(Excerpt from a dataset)
- - -
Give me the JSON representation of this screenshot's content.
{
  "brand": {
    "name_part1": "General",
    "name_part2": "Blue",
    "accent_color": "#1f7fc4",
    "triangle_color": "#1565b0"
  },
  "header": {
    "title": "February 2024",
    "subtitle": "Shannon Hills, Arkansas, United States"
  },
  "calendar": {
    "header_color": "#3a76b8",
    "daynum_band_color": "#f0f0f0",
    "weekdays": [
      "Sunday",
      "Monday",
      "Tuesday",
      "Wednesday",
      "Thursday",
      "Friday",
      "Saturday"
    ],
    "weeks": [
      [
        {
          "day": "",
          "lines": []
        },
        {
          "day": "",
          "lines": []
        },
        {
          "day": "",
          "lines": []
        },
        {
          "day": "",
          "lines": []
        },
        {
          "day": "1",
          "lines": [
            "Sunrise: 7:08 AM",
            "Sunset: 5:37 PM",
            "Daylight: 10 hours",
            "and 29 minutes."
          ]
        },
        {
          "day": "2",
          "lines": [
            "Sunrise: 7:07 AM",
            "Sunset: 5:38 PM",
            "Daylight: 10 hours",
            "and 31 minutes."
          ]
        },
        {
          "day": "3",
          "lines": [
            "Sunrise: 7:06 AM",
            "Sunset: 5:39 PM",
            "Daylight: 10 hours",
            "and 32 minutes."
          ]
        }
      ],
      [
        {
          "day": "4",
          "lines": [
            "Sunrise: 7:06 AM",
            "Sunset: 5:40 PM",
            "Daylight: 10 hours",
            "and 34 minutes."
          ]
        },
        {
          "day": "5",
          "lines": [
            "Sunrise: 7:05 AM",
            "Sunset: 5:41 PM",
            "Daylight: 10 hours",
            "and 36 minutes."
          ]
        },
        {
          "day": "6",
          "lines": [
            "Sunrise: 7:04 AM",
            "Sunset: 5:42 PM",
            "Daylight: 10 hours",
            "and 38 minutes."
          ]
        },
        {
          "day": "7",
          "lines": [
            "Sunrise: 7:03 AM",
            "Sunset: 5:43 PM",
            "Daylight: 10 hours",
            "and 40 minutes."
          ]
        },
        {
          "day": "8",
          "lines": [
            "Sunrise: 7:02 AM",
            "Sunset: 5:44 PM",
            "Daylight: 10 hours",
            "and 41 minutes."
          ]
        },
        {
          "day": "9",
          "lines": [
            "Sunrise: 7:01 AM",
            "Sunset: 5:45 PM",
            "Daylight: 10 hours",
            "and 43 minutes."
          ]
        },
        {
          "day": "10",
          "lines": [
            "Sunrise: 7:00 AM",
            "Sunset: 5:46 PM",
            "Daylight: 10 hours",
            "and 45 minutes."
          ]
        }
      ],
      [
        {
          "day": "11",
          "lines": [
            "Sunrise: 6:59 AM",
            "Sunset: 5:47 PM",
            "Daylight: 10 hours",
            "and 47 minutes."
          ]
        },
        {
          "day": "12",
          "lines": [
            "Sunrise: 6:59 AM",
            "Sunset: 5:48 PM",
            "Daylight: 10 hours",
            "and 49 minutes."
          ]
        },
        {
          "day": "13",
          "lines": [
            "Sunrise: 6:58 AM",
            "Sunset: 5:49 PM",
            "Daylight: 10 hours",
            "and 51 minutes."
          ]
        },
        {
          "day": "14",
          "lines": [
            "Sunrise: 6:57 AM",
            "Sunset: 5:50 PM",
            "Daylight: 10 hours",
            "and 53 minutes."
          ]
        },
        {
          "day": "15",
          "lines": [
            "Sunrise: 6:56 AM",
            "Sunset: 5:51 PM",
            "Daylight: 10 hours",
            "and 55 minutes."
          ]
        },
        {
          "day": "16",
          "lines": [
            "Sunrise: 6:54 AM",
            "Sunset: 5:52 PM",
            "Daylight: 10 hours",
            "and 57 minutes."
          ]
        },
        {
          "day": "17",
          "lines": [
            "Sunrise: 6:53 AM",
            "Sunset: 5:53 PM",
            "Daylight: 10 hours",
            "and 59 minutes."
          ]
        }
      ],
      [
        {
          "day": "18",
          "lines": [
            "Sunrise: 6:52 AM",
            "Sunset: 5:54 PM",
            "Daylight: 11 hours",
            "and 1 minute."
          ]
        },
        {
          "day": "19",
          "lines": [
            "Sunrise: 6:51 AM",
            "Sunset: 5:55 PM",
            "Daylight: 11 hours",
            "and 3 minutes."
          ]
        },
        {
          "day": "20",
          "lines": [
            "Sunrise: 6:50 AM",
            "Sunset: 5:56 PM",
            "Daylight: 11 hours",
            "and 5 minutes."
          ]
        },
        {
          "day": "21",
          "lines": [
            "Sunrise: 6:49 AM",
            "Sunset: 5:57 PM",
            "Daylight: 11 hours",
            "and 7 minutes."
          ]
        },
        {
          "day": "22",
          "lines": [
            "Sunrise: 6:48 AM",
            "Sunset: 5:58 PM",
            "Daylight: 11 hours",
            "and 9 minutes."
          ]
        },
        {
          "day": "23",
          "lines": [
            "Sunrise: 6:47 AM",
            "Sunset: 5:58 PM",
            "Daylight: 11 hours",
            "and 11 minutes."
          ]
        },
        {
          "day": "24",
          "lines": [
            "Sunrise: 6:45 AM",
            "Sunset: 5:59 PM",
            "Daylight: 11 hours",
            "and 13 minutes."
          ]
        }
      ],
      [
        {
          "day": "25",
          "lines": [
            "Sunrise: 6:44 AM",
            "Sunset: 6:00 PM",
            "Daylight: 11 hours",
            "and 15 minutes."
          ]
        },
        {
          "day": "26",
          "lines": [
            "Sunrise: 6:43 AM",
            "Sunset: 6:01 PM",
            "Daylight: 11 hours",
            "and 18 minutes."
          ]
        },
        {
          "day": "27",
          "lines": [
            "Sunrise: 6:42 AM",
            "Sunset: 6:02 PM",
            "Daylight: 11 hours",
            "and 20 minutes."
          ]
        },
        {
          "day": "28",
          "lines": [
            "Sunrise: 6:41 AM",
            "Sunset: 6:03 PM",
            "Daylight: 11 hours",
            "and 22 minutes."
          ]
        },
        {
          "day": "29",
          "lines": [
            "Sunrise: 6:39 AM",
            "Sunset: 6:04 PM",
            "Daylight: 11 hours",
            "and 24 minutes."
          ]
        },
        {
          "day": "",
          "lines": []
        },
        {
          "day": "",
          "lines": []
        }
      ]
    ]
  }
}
- - -
* **STATED EXERCISE**: Extract the full listing above without altering anything.

* **RESPONSE**:
Give me the JSON representation of this screenshot's content.
{
  "brand": {
    "name_part1": "General",
    "name_part2": "Blue",
    "accent_color": "#1f7fc4",
    "triangle_color": "#1565b0"
  },
  "header": {
    "title": "February 2024",
    "subtitle": "Shannon Hills, Arkansas, United States"
  },
  "calendar": {
    "header_color": "#3a76b8",
    "daynum_band_color": "#f0f0f0",
    "weekdays": [
      "Sunday",
      "Monday",
      "Tuesday",
      "Wednesday",
      "Thursday",
      "Friday",
      "Saturday"
    ],
    "weeks": [
      [
        {
          "day": "",
          "lines": []
        },
        {
          "day": "",
          "lines": []
        },
        {
          "day": "",
          "lines": []
        },
        {
          "day": "",
          "lines": []
        },
        {
          "day": "1",
          "lines": [
            "Sunrise: 7:08 AM",
            "Sunset: 5:37 PM",
            "Daylight: 10 hours",
            "and 29 minutes."
          ]
        },
        {
          "day": "2",
          "lines": [
            "Sunrise: 7:07 AM",
            "Sunset: 5:38 PM",
            "Daylight: 10 hours",
            "and 31 minutes."
          ]
        },
        {
          "day": "3",
          "lines": [
            "Sunrise: 7:06 AM",
            "Sunset: 5:39 PM",
            "Daylight: 10 hours",
            "and 32 minutes."
          ]
        }
      ],
      [
        {
          "day": "4",
          "lines": [
            "Sunrise: 7:06 AM",
            "Sunset: 5:40 PM",
            "Daylight: 10 hours",
            "and 34 minutes."
          ]
        },
        {
          "day": "5",
          "lines": [
            "Sunrise: 7:05 AM",
            "Sunset: 5:41 PM",
            "Daylight: 10 hours",
            "and 36 minutes."
          ]
        },
        {
          "day": "6",
          "lines": [
            "Sunrise: 7:04 AM",
            "Sunset: 5:42 PM",
            "Daylight: 10 hours",
            "and 38 minutes."
          ]
        },
        {
          "day": "7",
          "lines": [
            "Sunrise: 7:03 AM",
            "Sunset: 5:43 PM",
            "Daylight: 10 hours",
            "and 40 minutes."
          ]
        },
        {
          "day": "8",
          "lines": [
            "Sunrise: 7:02 AM",
            "Sunset: 5:44 PM",
            "Daylight: 10 hours",
            "and 41 minutes."
          ]
        },
        {
          "day": "9",
          "lines": [
            "Sunrise: 7:01 AM",
            "Sunset: 5:45 PM",
            "Daylight: 10 hours",
            "and 43 minutes."
          ]
        },
        {
          "day": "10",
          "lines": [
            "Sunrise: 7:00 AM",
            "Sunset: 5:46 PM",
            "Daylight: 10 hours",
            "and 45 minutes."
          ]
        }
      ],
      [
        {
          "day": "11",
          "lines": [
            "Sunrise: 6:59 AM",
            "Sunset: 5:47 PM",
            "Daylight: 10 hours",
            "and 47 minutes."
          ]
        },
        {
          "day": "12",
          "lines": [
            "Sunrise: 6:59 AM",
            "Sunset: 5:48 PM",
            "Daylight: 10 hours",
            "and 49 minutes."
          ]
        },
        {
          "day": "13",
          "lines": [
            "Sunrise: 6:58 AM",
            "Sunset: 5:49 PM",
            "Daylight: 10 hours",
            "and 51 minutes."
          ]
        },
        {
          "day": "14",
          "lines": [
            "Sunrise: 6:57 AM",
            "Sunset: 5:50 PM",
            "Daylight: 10 hours",
            "and 53 minutes."
          ]
        },
        {
          "day": "15",
          "lines": [
            "Sunrise: 6:56 AM",
            "Sunset: 5:51 PM",
            "Daylight: 10 hours",
            "and 55 minutes."
          ]
        },
        {
          "day": "16",
          "lines": [
            "Sunrise: 6:54 AM",
            "Sunset: 5:52 PM",
            "Daylight: 10 hours",
            "and 57 minutes."
          ]
        },
        {
          "day": "17",
          "lines": [
            "Sunrise: 6:53 AM",
            "Sunset: 5:53 PM",
            "Daylight: 10 hours",
            "and 59 minutes."
          ]
        }
      ],
      [
        {
          "day": "18",
          "lines": [
            "Sunrise: 6:52 AM",
            "Sunset: 5:54 PM",
            "Daylight: 11 hours",
            "and 1 minute."
          ]
        },
        {
          "day": "19",
          "lines": [
            "Sunrise: 6:51 AM",
            "Sunset: 5:55 PM",
            "Daylight: 11 hours",
            "and 3 minutes."
          ]
        },
        {
          "day": "20",
          "lines": [
            "Sunrise: 6:50 AM",
            "Sunset: 5:56 PM",
            "Daylight: 11 hours",
            "and 5 minutes."
          ]
        },
        {
          "day": "21",
          "lines": [
            "Sunrise: 6:49 AM",
            "Sunset: 5:57 PM",
            "Daylight: 11 hours",
            "and 7 minutes."
          ]
        },
        {
          "day": "22",
          "lines": [
            "Sunrise: 6:48 AM",
            "Sunset: 5:58 PM",
            "Daylight: 11 hours",
            "and 9 minutes."
          ]
        },
        {
          "day": "23",
          "lines": [
            "Sunrise: 6:47 AM",
            "Sunset: 5:58 PM",
            "Daylight: 11 hours",
            "and 11 minutes."
          ]
        },
        {
          "day": "24",
          "lines": [
            "Sunrise: 6:45 AM",
            "Sunset: 5:59 PM",
            "Daylight: 11 hours",
            "and 13 minutes."
          ]
        }
      ],
      [
        {
          "day": "25",
          "lines": [
            "Sunrise: 6:44 AM",
            "Sunset: 6:00 PM",
            "Daylight: 11 hours",
            "and 15 minutes."
          ]
        },
        {
          "day": "26",
          "lines": [
            "Sunrise: 6:43 AM",
            "Sunset: 6:01 PM",
            "Daylight: 11 hours",
            "and 18 minutes."
          ]
        },
        {
          "day": "27",
          "lines": [
            "Sunrise: 6:42 AM",
            "Sunset: 6:02 PM",
            "Daylight: 11 hours",
            "and 20 minutes."
          ]
        },
        {
          "day": "28",
          "lines": [
            "Sunrise: 6:41 AM",
            "Sunset: 6:03 PM",
            "Daylight: 11 hours",
            "and 22 minutes."
          ]
        },
        {
          "day": "29",
          "lines": [
            "Sunrise: 6:39 AM",
            "Sunset: 6:04 PM",
            "Daylight: 11 hours",
            "and 24 minutes."
          ]
        },
        {
          "day": "",
          "lines": []
        },
        {
          "day": "",
          "lines": []
        }
      ]
    ]
  }
}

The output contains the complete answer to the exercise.